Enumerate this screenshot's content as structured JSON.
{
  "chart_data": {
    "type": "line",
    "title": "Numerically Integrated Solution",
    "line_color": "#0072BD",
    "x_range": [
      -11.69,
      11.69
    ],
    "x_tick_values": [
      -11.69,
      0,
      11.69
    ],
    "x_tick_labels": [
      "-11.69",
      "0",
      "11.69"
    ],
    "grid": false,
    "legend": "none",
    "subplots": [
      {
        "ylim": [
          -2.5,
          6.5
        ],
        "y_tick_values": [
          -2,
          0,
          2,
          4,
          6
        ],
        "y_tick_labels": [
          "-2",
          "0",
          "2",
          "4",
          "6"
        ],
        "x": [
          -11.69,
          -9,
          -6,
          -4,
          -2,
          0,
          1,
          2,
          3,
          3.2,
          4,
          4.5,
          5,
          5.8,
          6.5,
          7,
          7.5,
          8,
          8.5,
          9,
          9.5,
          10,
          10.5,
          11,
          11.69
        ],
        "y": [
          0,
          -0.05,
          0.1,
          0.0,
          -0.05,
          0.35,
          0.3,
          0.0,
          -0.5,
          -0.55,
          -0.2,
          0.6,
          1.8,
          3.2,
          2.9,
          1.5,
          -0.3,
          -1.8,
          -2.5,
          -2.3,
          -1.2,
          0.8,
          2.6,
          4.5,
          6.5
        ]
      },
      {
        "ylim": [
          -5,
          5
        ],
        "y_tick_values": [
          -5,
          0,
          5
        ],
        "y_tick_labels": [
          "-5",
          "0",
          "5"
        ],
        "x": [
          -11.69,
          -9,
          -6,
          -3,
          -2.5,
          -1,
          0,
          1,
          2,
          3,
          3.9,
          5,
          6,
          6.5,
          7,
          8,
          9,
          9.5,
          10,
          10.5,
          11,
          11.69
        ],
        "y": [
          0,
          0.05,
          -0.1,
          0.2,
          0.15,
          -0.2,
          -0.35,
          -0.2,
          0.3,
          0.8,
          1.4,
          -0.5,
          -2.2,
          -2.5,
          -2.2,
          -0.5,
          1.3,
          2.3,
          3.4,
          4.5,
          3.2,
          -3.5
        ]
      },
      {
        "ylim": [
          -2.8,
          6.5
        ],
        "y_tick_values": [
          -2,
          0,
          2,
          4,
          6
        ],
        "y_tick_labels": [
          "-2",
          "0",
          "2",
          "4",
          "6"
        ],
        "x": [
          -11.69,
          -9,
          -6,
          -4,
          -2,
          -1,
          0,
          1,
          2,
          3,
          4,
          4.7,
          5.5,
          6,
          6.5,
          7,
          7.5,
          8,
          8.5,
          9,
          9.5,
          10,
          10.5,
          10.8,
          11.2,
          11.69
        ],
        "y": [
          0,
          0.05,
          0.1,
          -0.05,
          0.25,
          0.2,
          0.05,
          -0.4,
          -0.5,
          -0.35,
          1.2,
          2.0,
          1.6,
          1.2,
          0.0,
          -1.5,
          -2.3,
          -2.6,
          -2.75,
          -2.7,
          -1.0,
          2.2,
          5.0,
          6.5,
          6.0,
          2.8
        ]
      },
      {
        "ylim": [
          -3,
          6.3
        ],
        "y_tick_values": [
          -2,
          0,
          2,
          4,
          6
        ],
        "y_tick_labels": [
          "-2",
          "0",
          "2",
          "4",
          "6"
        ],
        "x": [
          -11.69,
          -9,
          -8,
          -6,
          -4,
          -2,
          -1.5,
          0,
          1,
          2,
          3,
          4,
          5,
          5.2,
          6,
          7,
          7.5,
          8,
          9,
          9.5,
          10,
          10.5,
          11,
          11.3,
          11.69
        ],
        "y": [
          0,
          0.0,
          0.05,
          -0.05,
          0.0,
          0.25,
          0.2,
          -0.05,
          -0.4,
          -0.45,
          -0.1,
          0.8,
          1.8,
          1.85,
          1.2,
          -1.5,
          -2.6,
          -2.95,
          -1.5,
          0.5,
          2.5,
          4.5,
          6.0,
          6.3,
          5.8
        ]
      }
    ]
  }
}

────────────────────

> [Directions for this task] All of the entries must be written out exactly as they stand.

> [Exercise answer]
Enumerate this screenshot's content as structured JSON.
{
  "chart_data": {
    "type": "line",
    "title": "Numerically Integrated Solution",
    "line_color": "#0072BD",
    "x_range": [
      -11.69,
      11.69
    ],
    "x_tick_values": [
      -11.69,
      0,
      11.69
    ],
    "x_tick_labels": [
      "-11.69",
      "0",
      "11.69"
    ],
    "grid": false,
    "legend": "none",
    "subplots": [
      {
        "ylim": [
          -2.5,
          6.5
        ],
        "y_tick_values": [
          -2,
          0,
          2,
          4,
          6
        ],
        "y_tick_labels": [
          "-2",
          "0",
          "2",
          "4",
          "6"
        ],
        "x": [
          -11.69,
          -9,
          -6,
          -4,
          -2,
          0,
          1,
          2,
          3,
          3.2,
          4,
          4.5,
          5,
          5.8,
          6.5,
          7,
          7.5,
          8,
          8.5,
          9,
          9.5,
          10,
          10.5,
          11,
          11.69
        ],
        "y": [
          0,
          -0.05,
          0.1,
          0.0,
          -0.05,
          0.35,
          0.3,
          0.0,
          -0.5,
          -0.55,
          -0.2,
          0.6,
          1.8,
          3.2,
          2.9,
          1.5,
          -0.3,
          -1.8,
          -2.5,
          -2.3,
          -1.2,
          0.8,
          2.6,
          4.5,
          6.5
        ]
      },
      {
        "ylim": [
          -5,
          5
        ],
        "y_tick_values": [
          -5,
          0,
          5
        ],
        "y_tick_labels": [
          "-5",
          "0",
          "5"
        ],
        "x": [
          -11.69,
          -9,
          -6,
          -3,
          -2.5,
          -1,
          0,
          1,
          2,
          3,
          3.9,
          5,
          6,
          6.5,
          7,
          8,
          9,
          9.5,
          10,
          10.5,
          11,
          11.69
        ],
        "y": [
          0,
          0.05,
          -0.1,
          0.2,
          0.15,
          -0.2,
          -0.35,
          -0.2,
          0.3,
          0.8,
          1.4,
          -0.5,
          -2.2,
          -2.5,
          -2.2,
          -0.5,
          1.3,
          2.3,
          3.4,
          4.5,
          3.2,
          -3.5
        ]
      },
      {
        "ylim": [
          -2.8,
          6.5
        ],
        "y_tick_values": [
          -2,
          0,
          2,
          4,
          6
        ],
        "y_tick_labels": [
          "-2",
          "0",
          "2",
          "4",
          "6"
        ],
        "x": [
          -11.69,
          -9,
          -6,
          -4,
          -2,
          -1,
          0,
          1,
          2,
          3,
          4,
          4.7,
          5.5,
          6,
          6.5,
          7,
          7.5,
          8,
          8.5,
          9,
          9.5,
          10,
          10.5,
          10.8,
          11.2,
          11.69
        ],
        "y": [
          0,
          0.05,
          0.1,
          -0.05,
          0.25,
          0.2,
          0.05,
          -0.4,
          -0.5,
          -0.35,
          1.2,
          2.0,
          1.6,
          1.2,
          0.0,
          -1.5,
          -2.3,
          -2.6,
          -2.75,
          -2.7,
          -1.0,
          2.2,
          5.0,
          6.5,
          6.0,
          2.8
        ]
      },
      {
        "ylim": [
          -3,
          6.3
        ],
        "y_tick_values": [
          -2,
          0,
          2,
          4,
          6
        ],
        "y_tick_labels": [
          "-2",
          "0",
          "2",
          "4",
          "6"
        ],
        "x": [
          -11.69,
          -9,
          -8,
          -6,
          -4,
          -2,
          -1.5,
          0,
          1,
          2,
          3,
          4,
          5,
          5.2,
          6,
          7,
          7.5,
          8,
          9,
          9.5,
          10,
          10.5,
          11,
          11.3,
          11.69
        ],
        "y": [
          0,
          0.0,
          0.05,
          -0.05,
          0.0,
          0.25,
          0.2,
          -0.05,
          -0.4,
          -0.45,
          -0.1,
          0.8,
          1.8,
          1.85,
          1.2,
          -1.5,
          -2.6,
          -2.95,
          -1.5,
          0.5,
          2.5,
          4.5,
          6.0,
          6.3,
          5.8
        ]
      }
    ]
  }
}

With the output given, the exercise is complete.